● **Instructions for the task**: Keep the pictures out of the copy and repeat the records exactly.

[Excerpt from a dataset]
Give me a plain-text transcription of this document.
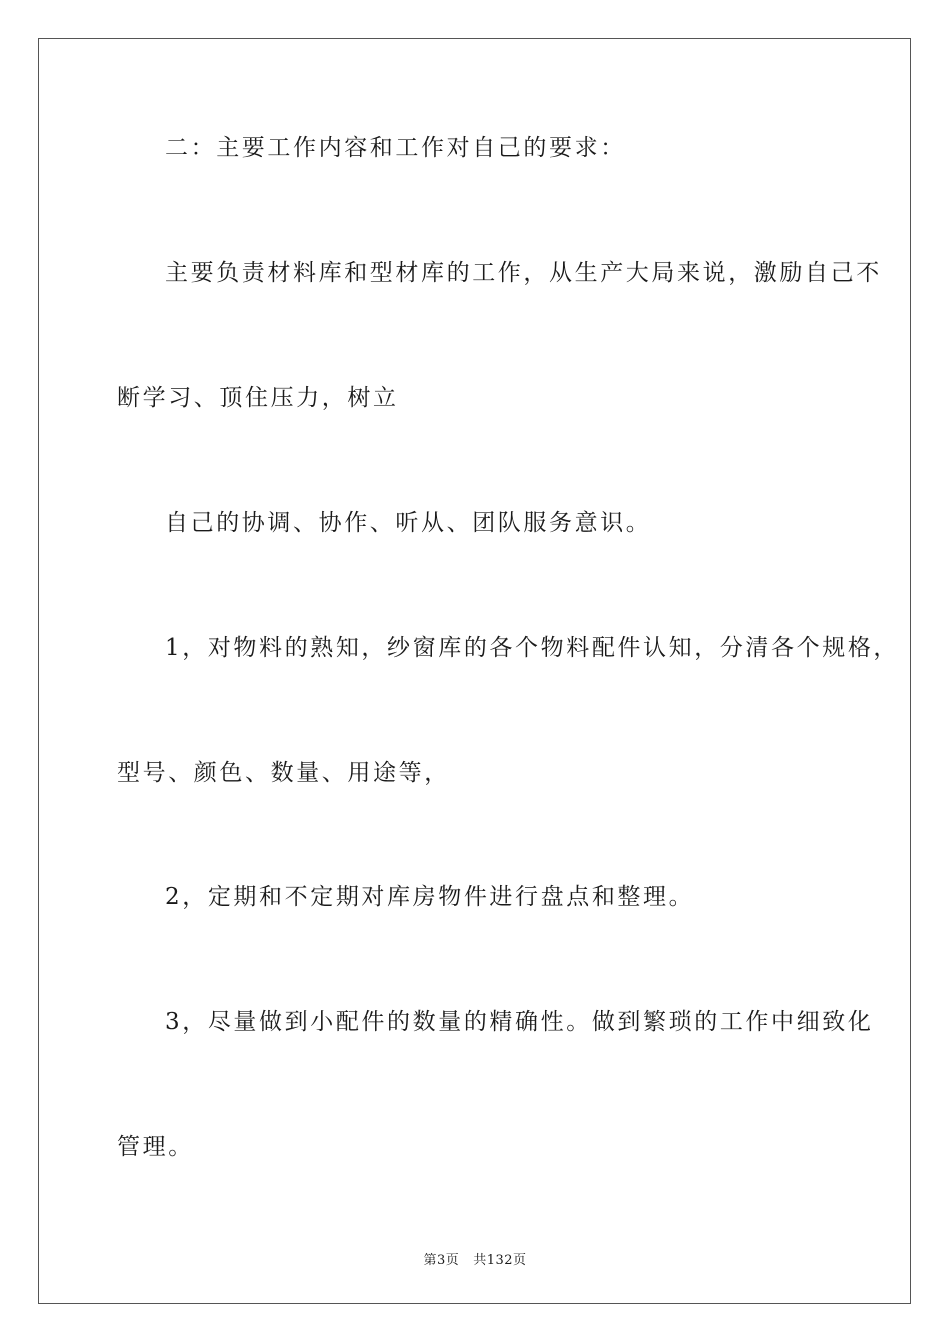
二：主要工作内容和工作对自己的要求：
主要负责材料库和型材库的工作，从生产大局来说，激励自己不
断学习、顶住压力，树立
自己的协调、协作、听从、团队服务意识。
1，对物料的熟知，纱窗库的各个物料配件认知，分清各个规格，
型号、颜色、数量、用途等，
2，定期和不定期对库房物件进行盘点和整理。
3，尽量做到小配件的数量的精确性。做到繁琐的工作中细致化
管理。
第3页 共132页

● **The solution**:
Give me a plain-text transcription of this document.
二：主要工作内容和工作对自己的要求：
主要负责材料库和型材库的工作，从生产大局来说，激励自己不
断学习、顶住压力，树立
自己的协调、协作、听从、团队服务意识。
1，对物料的熟知，纱窗库的各个物料配件认知，分清各个规格，
型号、颜色、数量、用途等，
2，定期和不定期对库房物件进行盘点和整理。
3，尽量做到小配件的数量的精确性。做到繁琐的工作中细致化
管理。
第3页 共132页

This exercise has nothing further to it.